### PROBLEM TO SOLVE
Each entry below has to be written out again without any change.

++++ EXERCISE DATA

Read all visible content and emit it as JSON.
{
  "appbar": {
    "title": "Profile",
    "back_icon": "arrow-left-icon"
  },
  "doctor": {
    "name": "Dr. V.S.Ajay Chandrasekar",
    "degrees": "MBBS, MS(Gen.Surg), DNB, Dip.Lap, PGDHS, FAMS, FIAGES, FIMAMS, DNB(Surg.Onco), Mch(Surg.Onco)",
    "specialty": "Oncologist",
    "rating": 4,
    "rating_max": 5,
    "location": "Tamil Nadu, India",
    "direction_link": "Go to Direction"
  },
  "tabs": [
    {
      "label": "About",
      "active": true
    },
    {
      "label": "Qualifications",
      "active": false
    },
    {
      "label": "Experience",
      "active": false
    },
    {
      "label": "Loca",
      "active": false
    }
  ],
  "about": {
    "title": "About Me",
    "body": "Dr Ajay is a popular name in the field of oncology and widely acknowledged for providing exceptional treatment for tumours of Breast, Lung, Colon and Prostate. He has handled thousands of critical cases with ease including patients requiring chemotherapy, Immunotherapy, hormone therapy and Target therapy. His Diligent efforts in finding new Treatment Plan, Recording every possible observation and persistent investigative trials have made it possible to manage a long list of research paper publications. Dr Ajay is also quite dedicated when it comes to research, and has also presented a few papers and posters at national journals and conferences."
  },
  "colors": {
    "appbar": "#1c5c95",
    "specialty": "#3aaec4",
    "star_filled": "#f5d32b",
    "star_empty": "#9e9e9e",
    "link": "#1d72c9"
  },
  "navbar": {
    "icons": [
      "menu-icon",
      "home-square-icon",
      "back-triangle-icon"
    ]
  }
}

++++++++

### RESULT
Read all visible content and emit it as JSON.
{
  "appbar": {
    "title": "Profile",
    "back_icon": "arrow-left-icon"
  },
  "doctor": {
    "name": "Dr. V.S.Ajay Chandrasekar",
    "degrees": "MBBS, MS(Gen.Surg), DNB, Dip.Lap, PGDHS, FAMS, FIAGES, FIMAMS, DNB(Surg.Onco), Mch(Surg.Onco)",
    "specialty": "Oncologist",
    "rating": 4,
    "rating_max": 5,
    "location": "Tamil Nadu, India",
    "direction_link": "Go to Direction"
  },
  "tabs": [
    {
      "label": "About",
      "active": true
    },
    {
      "label": "Qualifications",
      "active": false
    },
    {
      "label": "Experience",
      "active": false
    },
    {
      "label": "Loca",
      "active": false
    }
  ],
  "about": {
    "title": "About Me",
    "body": "Dr Ajay is a popular name in the field of oncology and widely acknowledged for providing exceptional treatment for tumours of Breast, Lung, Colon and Prostate. He has handled thousands of critical cases with ease including patients requiring chemotherapy, Immunotherapy, hormone therapy and Target therapy. His Diligent efforts in finding new Treatment Plan, Recording every possible observation and persistent investigative trials have made it possible to manage a long list of research paper publications. Dr Ajay is also quite dedicated when it comes to research, and has also presented a few papers and posters at national journals and conferences."
  },
  "colors": {
    "appbar": "#1c5c95",
    "specialty": "#3aaec4",
    "star_filled": "#f5d32b",
    "star_empty": "#9e9e9e",
    "link": "#1d72c9"
  },
  "navbar": {
    "icons": [
      "menu-icon",
      "home-square-icon",
      "back-triangle-icon"
    ]
  }
}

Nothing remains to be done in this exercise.